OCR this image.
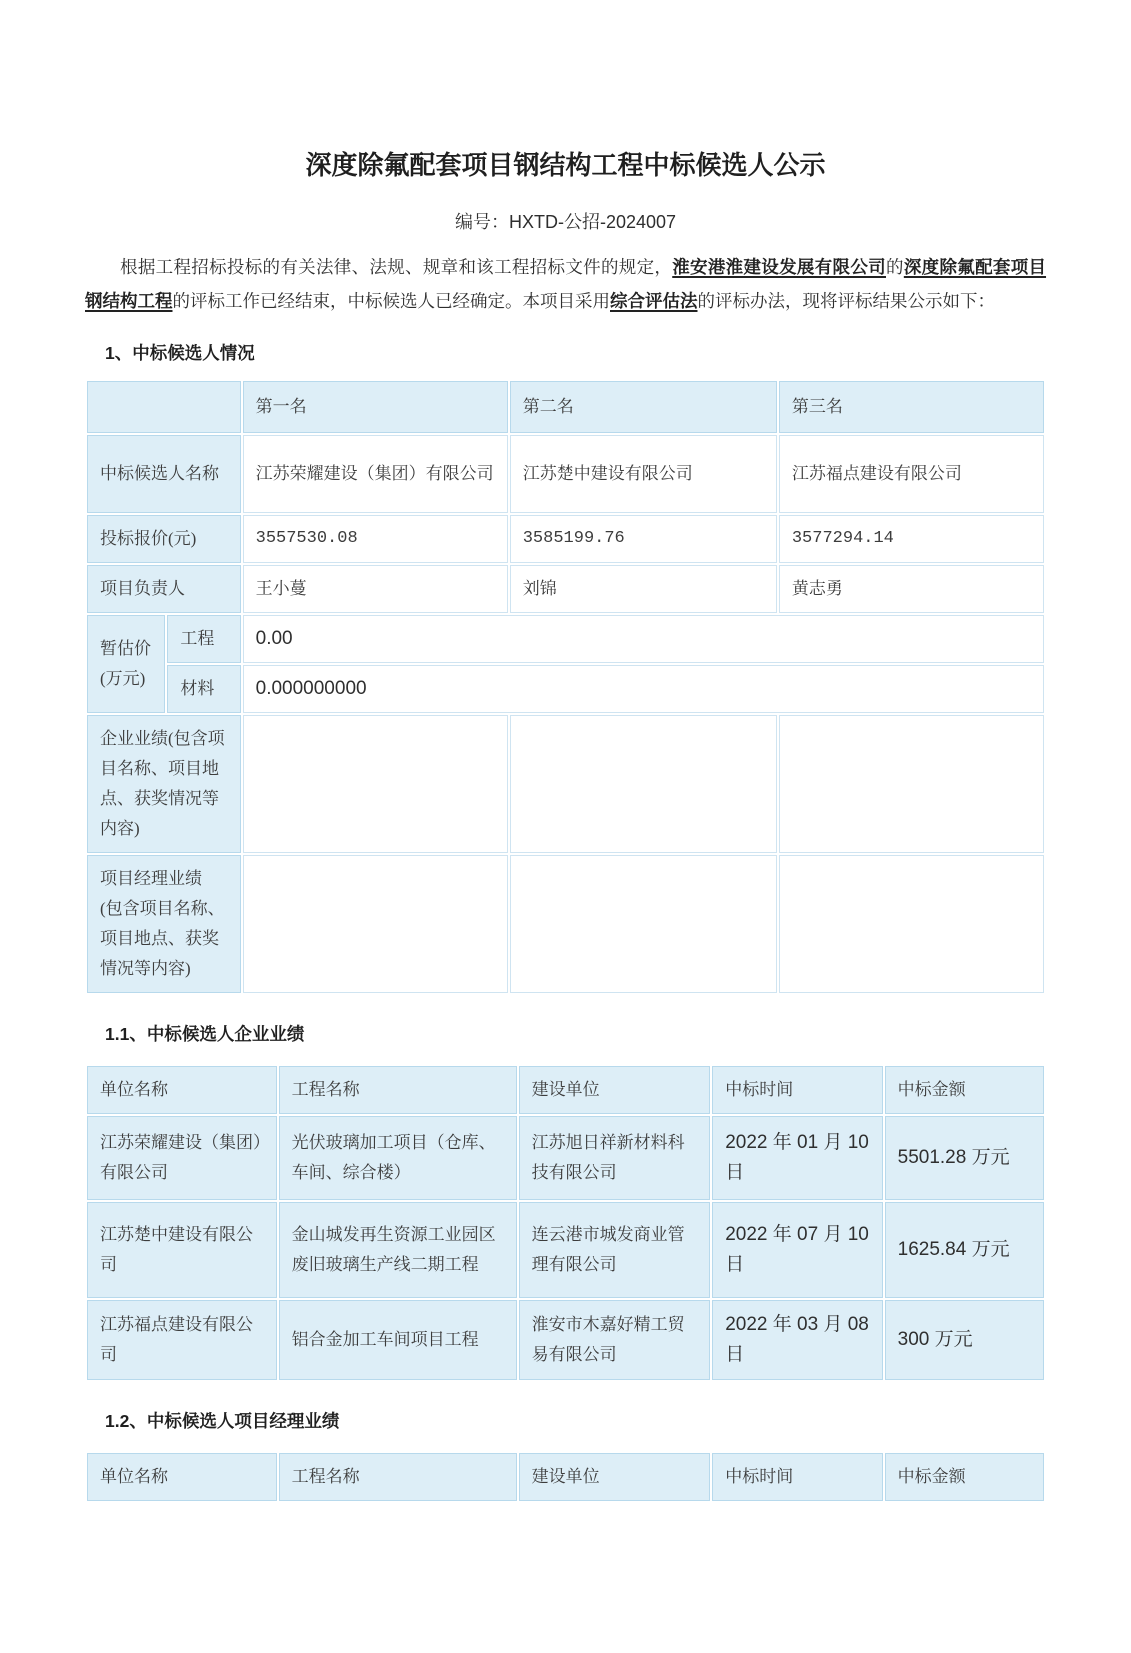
深度除氟配套项目钢结构工程中标候选人公示
编号：HXTD-公招-2024007

根据工程招标投标的有关法律、法规、规章和该工程招标文件的规定，淮安港淮建设发展有限公司的深度除氟配套项目钢结构工程的评标工作已经结束，中标候选人已经确定。本项目采用综合评估法的评标办法，现将评标结果公示如下：

1、中标候选人情况
		第一名	第二名	第三名
中标候选人名称		江苏荣耀建设（集团）有限公司	江苏楚中建设有限公司	江苏福点建设有限公司
投标报价(元)		3557530.08	3585199.76	3577294.14
项目负责人		王小蔓	刘锦	黄志勇

暂估价
(万元)	工程	0.00		
	材料	0.000000000		
企业业绩(包含项目名称、项目地点、获奖情况等内容)				
项目经理业绩 (包含项目名称、项目地点、获奖情况等内容)				
1.1、中标候选人企业业绩
单位名称	工程名称	建设单位	中标时间	中标金额
江苏荣耀建设（集团）有限公司	光伏玻璃加工项目（仓库、车间、综合楼）	江苏旭日祥新材料科技有限公司	2022 年 01 月 10 日	5501.28 万元
江苏楚中建设有限公司	金山城发再生资源工业园区废旧玻璃生产线二期工程	连云港市城发商业管理有限公司	2022 年 07 月 10 日	1625.84 万元
江苏福点建设有限公司	铝合金加工车间项目工程	淮安市木嘉好精工贸易有限公司	2022 年 03 月 08 日	300 万元
1.2、中标候选人项目经理业绩
单位名称	工程名称	建设单位	中标时间	中标金额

▶ _Instructions for the task_
Copy the listing word for word, excluding its pictures.

▶ _Task solution_
OCR this image.
深度除氟配套项目钢结构工程中标候选人公示
编号：HXTD-公招-2024007

根据工程招标投标的有关法律、法规、规章和该工程招标文件的规定，淮安港淮建设发展有限公司的深度除氟配套项目钢结构工程的评标工作已经结束，中标候选人已经确定。本项目采用综合评估法的评标办法，现将评标结果公示如下：

1、中标候选人情况
		第一名	第二名	第三名
中标候选人名称		江苏荣耀建设（集团）有限公司	江苏楚中建设有限公司	江苏福点建设有限公司
投标报价(元)		3557530.08	3585199.76	3577294.14
项目负责人		王小蔓	刘锦	黄志勇

暂估价
(万元)	工程	0.00		
	材料	0.000000000		
企业业绩(包含项目名称、项目地点、获奖情况等内容)				
项目经理业绩 (包含项目名称、项目地点、获奖情况等内容)				
1.1、中标候选人企业业绩
单位名称	工程名称	建设单位	中标时间	中标金额
江苏荣耀建设（集团）有限公司	光伏玻璃加工项目（仓库、车间、综合楼）	江苏旭日祥新材料科技有限公司	2022 年 01 月 10 日	5501.28 万元
江苏楚中建设有限公司	金山城发再生资源工业园区废旧玻璃生产线二期工程	连云港市城发商业管理有限公司	2022 年 07 月 10 日	1625.84 万元
江苏福点建设有限公司	铝合金加工车间项目工程	淮安市木嘉好精工贸易有限公司	2022 年 03 月 08 日	300 万元
1.2、中标候选人项目经理业绩
单位名称	工程名称	建设单位	中标时间	中标金额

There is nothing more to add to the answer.